[What this task involves] Repeat the lines below exactly as they appear, but leave out the images.

-- BEGIN --

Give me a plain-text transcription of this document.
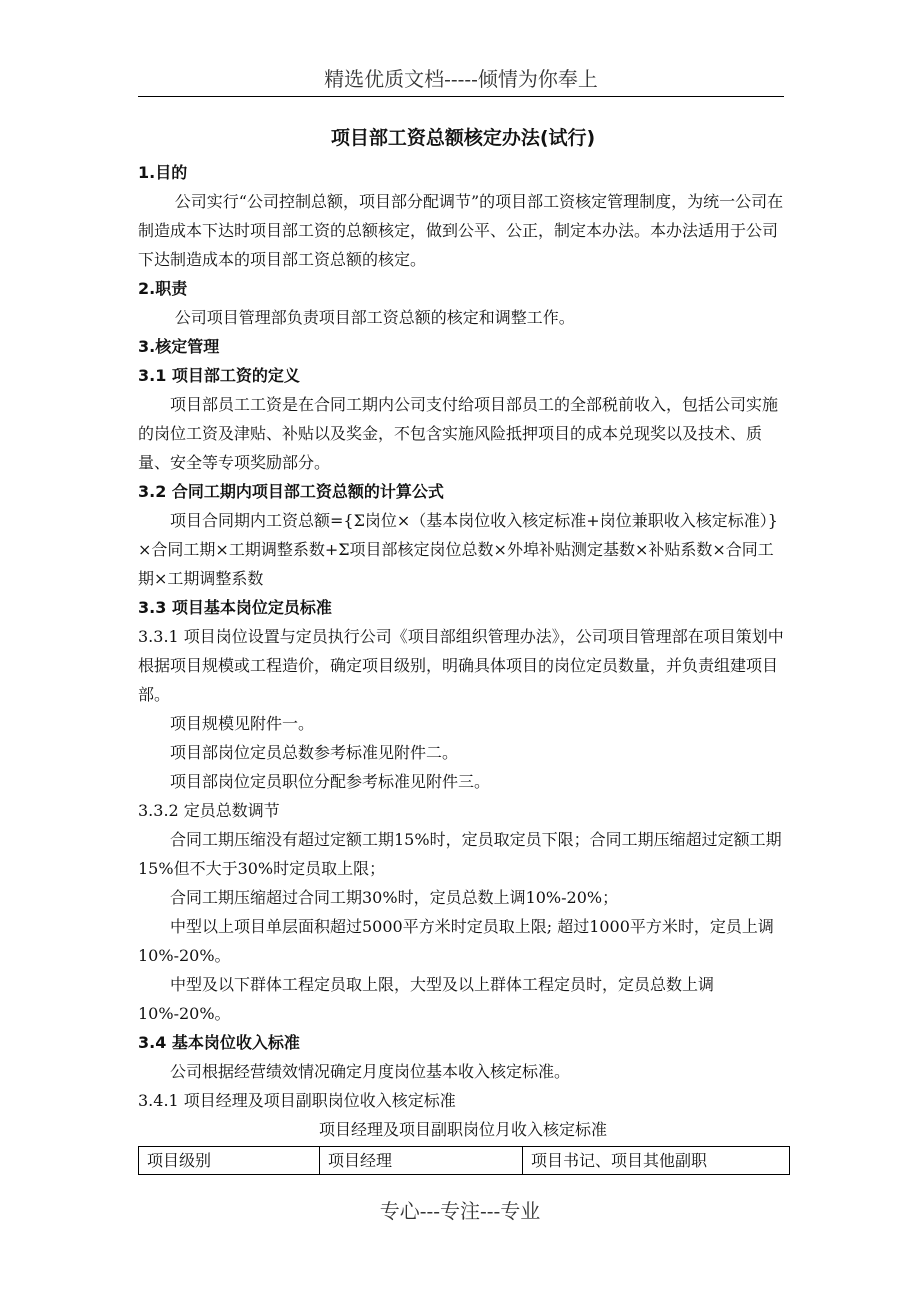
精选优质文档-----倾情为你奉上
项目部工资总额核定办法(试行)
1.目的

公司实行“公司控制总额，项目部分配调节”的项目部工资核定管理制度，为统一公司在制造成本下达时项目部工资的总额核定，做到公平、公正，制定本办法。本办法适用于公司下达制造成本的项目部工资总额的核定。

2.职责

公司项目管理部负责项目部工资总额的核定和调整工作。

3.核定管理
3.1 项目部工资的定义

项目部员工工资是在合同工期内公司支付给项目部员工的全部税前收入，包括公司实施的岗位工资及津贴、补贴以及奖金，不包含实施风险抵押项目的成本兑现奖以及技术、质量、安全等专项奖励部分。

3.2 合同工期内项目部工资总额的计算公式

项目合同期内工资总额={Σ岗位×（基本岗位收入核定标准+岗位兼职收入核定标准）}×合同工期×工期调整系数+Σ项目部核定岗位总数×外埠补贴测定基数×补贴系数×合同工期×工期调整系数

3.3 项目基本岗位定员标准

3.3.1 项目岗位设置与定员执行公司《项目部组织管理办法》，公司项目管理部在项目策划中根据项目规模或工程造价，确定项目级别，明确具体项目的岗位定员数量，并负责组建项目部。

项目规模见附件一。

项目部岗位定员总数参考标准见附件二。

项目部岗位定员职位分配参考标准见附件三。

3.3.2 定员总数调节

合同工期压缩没有超过定额工期15%时，定员取定员下限；合同工期压缩超过定额工期15%但不大于30%时定员取上限；

合同工期压缩超过合同工期30%时，定员总数上调10%-20%；

中型以上项目单层面积超过5000平方米时定员取上限; 超过1000平方米时，定员上调10%-20%。

中型及以下群体工程定员取上限，大型及以上群体工程定员时，定员总数上调10%-20%。

3.4 基本岗位收入标准

公司根据经营绩效情况确定月度岗位基本收入核定标准。

3.4.1 项目经理及项目副职岗位收入核定标准

项目经理及项目副职岗位月收入核定标准

项目级别	项目经理	项目书记、项目其他副职
专心---专注---专业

-- END --

[Solution below]
Give me a plain-text transcription of this document.
精选优质文档-----倾情为你奉上
项目部工资总额核定办法(试行)
1.目的

公司实行“公司控制总额，项目部分配调节”的项目部工资核定管理制度，为统一公司在制造成本下达时项目部工资的总额核定，做到公平、公正，制定本办法。本办法适用于公司下达制造成本的项目部工资总额的核定。

2.职责

公司项目管理部负责项目部工资总额的核定和调整工作。

3.核定管理
3.1 项目部工资的定义

项目部员工工资是在合同工期内公司支付给项目部员工的全部税前收入，包括公司实施的岗位工资及津贴、补贴以及奖金，不包含实施风险抵押项目的成本兑现奖以及技术、质量、安全等专项奖励部分。

3.2 合同工期内项目部工资总额的计算公式

项目合同期内工资总额={Σ岗位×（基本岗位收入核定标准+岗位兼职收入核定标准）}×合同工期×工期调整系数+Σ项目部核定岗位总数×外埠补贴测定基数×补贴系数×合同工期×工期调整系数

3.3 项目基本岗位定员标准

3.3.1 项目岗位设置与定员执行公司《项目部组织管理办法》，公司项目管理部在项目策划中根据项目规模或工程造价，确定项目级别，明确具体项目的岗位定员数量，并负责组建项目部。

项目规模见附件一。

项目部岗位定员总数参考标准见附件二。

项目部岗位定员职位分配参考标准见附件三。

3.3.2 定员总数调节

合同工期压缩没有超过定额工期15%时，定员取定员下限；合同工期压缩超过定额工期15%但不大于30%时定员取上限；

合同工期压缩超过合同工期30%时，定员总数上调10%-20%；

中型以上项目单层面积超过5000平方米时定员取上限; 超过1000平方米时，定员上调10%-20%。

中型及以下群体工程定员取上限，大型及以上群体工程定员时，定员总数上调10%-20%。

3.4 基本岗位收入标准

公司根据经营绩效情况确定月度岗位基本收入核定标准。

3.4.1 项目经理及项目副职岗位收入核定标准

项目经理及项目副职岗位月收入核定标准

项目级别	项目经理	项目书记、项目其他副职
专心---专注---专业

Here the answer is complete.